**SHORT TASK**
Return only the number of lines in the entries below that hold the word "其它城市为商品住宅数据".

• • •

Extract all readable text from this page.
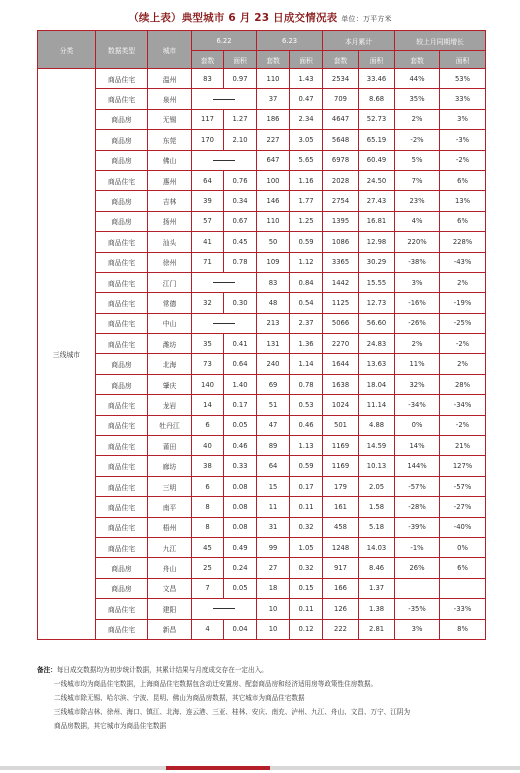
（续上表）典型城市 6 月 23 日成交情况表 单位：万平方米
分类	数据类型	城市	6.22		6.23		本月累计		较上月同期增长	
			套数	面积	套数	面积	套数	面积	套数	面积
三线城市	商品住宅	温州	83	0.97	110	1.43	2534	33.46	44%	53%
	商品住宅	泉州			37	0.47	709	8.68	35%	33%
	商品房	无锡	117	1.27	186	2.34	4647	52.73	2%	3%
	商品房	东莞	170	2.10	227	3.05	5648	65.19	-2%	-3%
	商品房	佛山			647	5.65	6978	60.49	5%	-2%
	商品住宅	惠州	64	0.76	100	1.16	2028	24.50	7%	6%
	商品房	吉林	39	0.34	146	1.77	2754	27.43	23%	13%
	商品房	扬州	57	0.67	110	1.25	1395	16.81	4%	6%
	商品住宅	汕头	41	0.45	50	0.59	1086	12.98	220%	228%
	商品住宅	徐州	71	0.78	109	1.12	3365	30.29	-38%	-43%
	商品住宅	江门			83	0.84	1442	15.55	3%	2%
	商品住宅	常德	32	0.30	48	0.54	1125	12.73	-16%	-19%
	商品住宅	中山			213	2.37	5066	56.60	-26%	-25%
	商品住宅	潍坊	35	0.41	131	1.36	2270	24.83	2%	-2%
	商品房	北海	73	0.64	240	1.14	1644	13.63	11%	2%
	商品房	肇庆	140	1.40	69	0.78	1638	18.04	32%	28%
	商品住宅	龙岩	14	0.17	51	0.53	1024	11.14	-34%	-34%
	商品住宅	牡丹江	6	0.05	47	0.46	501	4.88	0%	-2%
	商品住宅	莆田	40	0.46	89	1.13	1169	14.59	14%	21%
	商品住宅	廊坊	38	0.33	64	0.59	1169	10.13	144%	127%
	商品住宅	三明	6	0.08	15	0.17	179	2.05	-57%	-57%
	商品住宅	南平	8	0.08	11	0.11	161	1.58	-28%	-27%
	商品住宅	梧州	8	0.08	31	0.32	458	5.18	-39%	-40%
	商品住宅	九江	45	0.49	99	1.05	1248	14.03	-1%	0%
	商品房	舟山	25	0.24	27	0.32	917	8.46	26%	6%
	商品房	文昌	7	0.05	18	0.15	166	1.37		
	商品住宅	建阳			10	0.11	126	1.38	-35%	-33%
	商品住宅	新昌	4	0.04	10	0.12	222	2.81	3%	8%
备注：每日成交数据均为初步统计数据，其累计结果与月度成交存在一定出入。
一线城市均为商品住宅数据，上海商品住宅数据包含动迁安置房、配套商品房和经济适用房等政策性住房数据。
二线城市除无锡、哈尔滨、宁波、昆明、佛山为商品房数据，其它城市为商品住宅数据
三线城市除吉林、徐州、海口、镇江、北海、连云港、三亚、桂林、安庆、南充、泸州、九江、舟山、文昌、万宁、江阴为
商品房数据，其它城市为商品住宅数据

• • •

**RESPONSE**
2